>> START

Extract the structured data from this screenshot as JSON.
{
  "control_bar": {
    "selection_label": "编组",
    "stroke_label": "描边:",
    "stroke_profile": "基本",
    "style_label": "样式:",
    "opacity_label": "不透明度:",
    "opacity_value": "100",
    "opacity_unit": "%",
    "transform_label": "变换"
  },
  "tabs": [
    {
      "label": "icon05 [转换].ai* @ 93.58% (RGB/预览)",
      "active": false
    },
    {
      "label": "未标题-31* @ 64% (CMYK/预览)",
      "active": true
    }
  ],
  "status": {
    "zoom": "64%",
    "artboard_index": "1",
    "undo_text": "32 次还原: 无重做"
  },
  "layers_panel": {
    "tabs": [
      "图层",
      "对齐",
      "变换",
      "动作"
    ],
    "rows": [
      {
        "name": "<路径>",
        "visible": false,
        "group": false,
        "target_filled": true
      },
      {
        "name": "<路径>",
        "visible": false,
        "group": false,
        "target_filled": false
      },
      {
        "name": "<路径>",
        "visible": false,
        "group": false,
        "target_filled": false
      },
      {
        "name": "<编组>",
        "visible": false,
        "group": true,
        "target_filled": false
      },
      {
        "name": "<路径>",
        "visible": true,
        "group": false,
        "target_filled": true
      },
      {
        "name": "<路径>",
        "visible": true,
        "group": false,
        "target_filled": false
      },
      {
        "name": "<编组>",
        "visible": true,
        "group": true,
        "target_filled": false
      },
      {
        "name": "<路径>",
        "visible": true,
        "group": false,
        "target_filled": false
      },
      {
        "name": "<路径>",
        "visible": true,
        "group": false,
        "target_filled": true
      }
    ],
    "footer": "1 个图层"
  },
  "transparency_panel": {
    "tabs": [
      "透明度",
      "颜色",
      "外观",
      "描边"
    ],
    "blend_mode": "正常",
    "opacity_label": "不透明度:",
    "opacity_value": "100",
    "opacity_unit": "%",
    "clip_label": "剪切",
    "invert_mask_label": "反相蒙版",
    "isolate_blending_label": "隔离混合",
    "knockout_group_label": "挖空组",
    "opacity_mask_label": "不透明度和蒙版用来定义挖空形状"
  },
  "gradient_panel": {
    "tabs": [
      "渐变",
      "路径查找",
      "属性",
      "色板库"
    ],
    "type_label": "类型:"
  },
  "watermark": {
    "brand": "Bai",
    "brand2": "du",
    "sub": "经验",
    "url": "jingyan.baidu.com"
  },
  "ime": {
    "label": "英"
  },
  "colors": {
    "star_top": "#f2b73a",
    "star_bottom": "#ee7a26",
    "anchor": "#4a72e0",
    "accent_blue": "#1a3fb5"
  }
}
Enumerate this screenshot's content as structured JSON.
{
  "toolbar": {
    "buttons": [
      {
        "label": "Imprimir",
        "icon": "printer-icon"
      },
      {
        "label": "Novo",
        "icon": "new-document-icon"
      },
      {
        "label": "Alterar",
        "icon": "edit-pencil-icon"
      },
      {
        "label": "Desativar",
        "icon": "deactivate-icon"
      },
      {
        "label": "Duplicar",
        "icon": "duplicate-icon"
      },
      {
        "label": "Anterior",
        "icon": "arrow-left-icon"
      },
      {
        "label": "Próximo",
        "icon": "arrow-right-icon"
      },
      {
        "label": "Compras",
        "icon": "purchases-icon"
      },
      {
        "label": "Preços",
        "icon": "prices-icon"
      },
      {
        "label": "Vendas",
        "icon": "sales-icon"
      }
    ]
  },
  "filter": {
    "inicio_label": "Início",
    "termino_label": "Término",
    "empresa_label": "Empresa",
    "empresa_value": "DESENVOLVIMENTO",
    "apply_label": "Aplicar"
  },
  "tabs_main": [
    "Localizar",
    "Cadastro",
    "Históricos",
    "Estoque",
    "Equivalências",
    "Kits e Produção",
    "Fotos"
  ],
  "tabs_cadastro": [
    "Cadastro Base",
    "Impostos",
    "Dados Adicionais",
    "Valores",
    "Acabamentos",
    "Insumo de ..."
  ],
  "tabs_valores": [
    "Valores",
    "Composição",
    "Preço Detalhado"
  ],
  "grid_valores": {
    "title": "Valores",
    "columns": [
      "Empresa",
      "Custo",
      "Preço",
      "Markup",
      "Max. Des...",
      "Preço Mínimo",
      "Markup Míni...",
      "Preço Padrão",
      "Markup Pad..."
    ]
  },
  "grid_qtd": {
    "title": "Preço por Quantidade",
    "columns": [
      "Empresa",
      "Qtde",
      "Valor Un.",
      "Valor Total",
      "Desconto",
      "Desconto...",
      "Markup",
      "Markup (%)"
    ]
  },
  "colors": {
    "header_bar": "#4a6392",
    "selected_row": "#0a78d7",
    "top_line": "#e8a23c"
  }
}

>> END

* Task directions
Each line above must be printed exactly as it appears.

* Expected answer
Extract the structured data from this screenshot as JSON.
{
  "control_bar": {
    "selection_label": "编组",
    "stroke_label": "描边:",
    "stroke_profile": "基本",
    "style_label": "样式:",
    "opacity_label": "不透明度:",
    "opacity_value": "100",
    "opacity_unit": "%",
    "transform_label": "变换"
  },
  "tabs": [
    {
      "label": "icon05 [转换].ai* @ 93.58% (RGB/预览)",
      "active": false
    },
    {
      "label": "未标题-31* @ 64% (CMYK/预览)",
      "active": true
    }
  ],
  "status": {
    "zoom": "64%",
    "artboard_index": "1",
    "undo_text": "32 次还原: 无重做"
  },
  "layers_panel": {
    "tabs": [
      "图层",
      "对齐",
      "变换",
      "动作"
    ],
    "rows": [
      {
        "name": "<路径>",
        "visible": false,
        "group": false,
        "target_filled": true
      },
      {
        "name": "<路径>",
        "visible": false,
        "group": false,
        "target_filled": false
      },
      {
        "name": "<路径>",
        "visible": false,
        "group": false,
        "target_filled": false
      },
      {
        "name": "<编组>",
        "visible": false,
        "group": true,
        "target_filled": false
      },
      {
        "name": "<路径>",
        "visible": true,
        "group": false,
        "target_filled": true
      },
      {
        "name": "<路径>",
        "visible": true,
        "group": false,
        "target_filled": false
      },
      {
        "name": "<编组>",
        "visible": true,
        "group": true,
        "target_filled": false
      },
      {
        "name": "<路径>",
        "visible": true,
        "group": false,
        "target_filled": false
      },
      {
        "name": "<路径>",
        "visible": true,
        "group": false,
        "target_filled": true
      }
    ],
    "footer": "1 个图层"
  },
  "transparency_panel": {
    "tabs": [
      "透明度",
      "颜色",
      "外观",
      "描边"
    ],
    "blend_mode": "正常",
    "opacity_label": "不透明度:",
    "opacity_value": "100",
    "opacity_unit": "%",
    "clip_label": "剪切",
    "invert_mask_label": "反相蒙版",
    "isolate_blending_label": "隔离混合",
    "knockout_group_label": "挖空组",
    "opacity_mask_label": "不透明度和蒙版用来定义挖空形状"
  },
  "gradient_panel": {
    "tabs": [
      "渐变",
      "路径查找",
      "属性",
      "色板库"
    ],
    "type_label": "类型:"
  },
  "watermark": {
    "brand": "Bai",
    "brand2": "du",
    "sub": "经验",
    "url": "jingyan.baidu.com"
  },
  "ime": {
    "label": "英"
  },
  "colors": {
    "star_top": "#f2b73a",
    "star_bottom": "#ee7a26",
    "anchor": "#4a72e0",
    "accent_blue": "#1a3fb5"
  }
}
Enumerate this screenshot's content as structured JSON.
{
  "toolbar": {
    "buttons": [
      {
        "label": "Imprimir",
        "icon": "printer-icon"
      },
      {
        "label": "Novo",
        "icon": "new-document-icon"
      },
      {
        "label": "Alterar",
        "icon": "edit-pencil-icon"
      },
      {
        "label": "Desativar",
        "icon": "deactivate-icon"
      },
      {
        "label": "Duplicar",
        "icon": "duplicate-icon"
      },
      {
        "label": "Anterior",
        "icon": "arrow-left-icon"
      },
      {
        "label": "Próximo",
        "icon": "arrow-right-icon"
      },
      {
        "label": "Compras",
        "icon": "purchases-icon"
      },
      {
        "label": "Preços",
        "icon": "prices-icon"
      },
      {
        "label": "Vendas",
        "icon": "sales-icon"
      }
    ]
  },
  "filter": {
    "inicio_label": "Início",
    "termino_label": "Término",
    "empresa_label": "Empresa",
    "empresa_value": "DESENVOLVIMENTO",
    "apply_label": "Aplicar"
  },
  "tabs_main": [
    "Localizar",
    "Cadastro",
    "Históricos",
    "Estoque",
    "Equivalências",
    "Kits e Produção",
    "Fotos"
  ],
  "tabs_cadastro": [
    "Cadastro Base",
    "Impostos",
    "Dados Adicionais",
    "Valores",
    "Acabamentos",
    "Insumo de ..."
  ],
  "tabs_valores": [
    "Valores",
    "Composição",
    "Preço Detalhado"
  ],
  "grid_valores": {
    "title": "Valores",
    "columns": [
      "Empresa",
      "Custo",
      "Preço",
      "Markup",
      "Max. Des...",
      "Preço Mínimo",
      "Markup Míni...",
      "Preço Padrão",
      "Markup Pad..."
    ]
  },
  "grid_qtd": {
    "title": "Preço por Quantidade",
    "columns": [
      "Empresa",
      "Qtde",
      "Valor Un.",
      "Valor Total",
      "Desconto",
      "Desconto...",
      "Markup",
      "Markup (%)"
    ]
  },
  "colors": {
    "header_bar": "#4a6392",
    "selected_row": "#0a78d7",
    "top_line": "#e8a23c"
  }
}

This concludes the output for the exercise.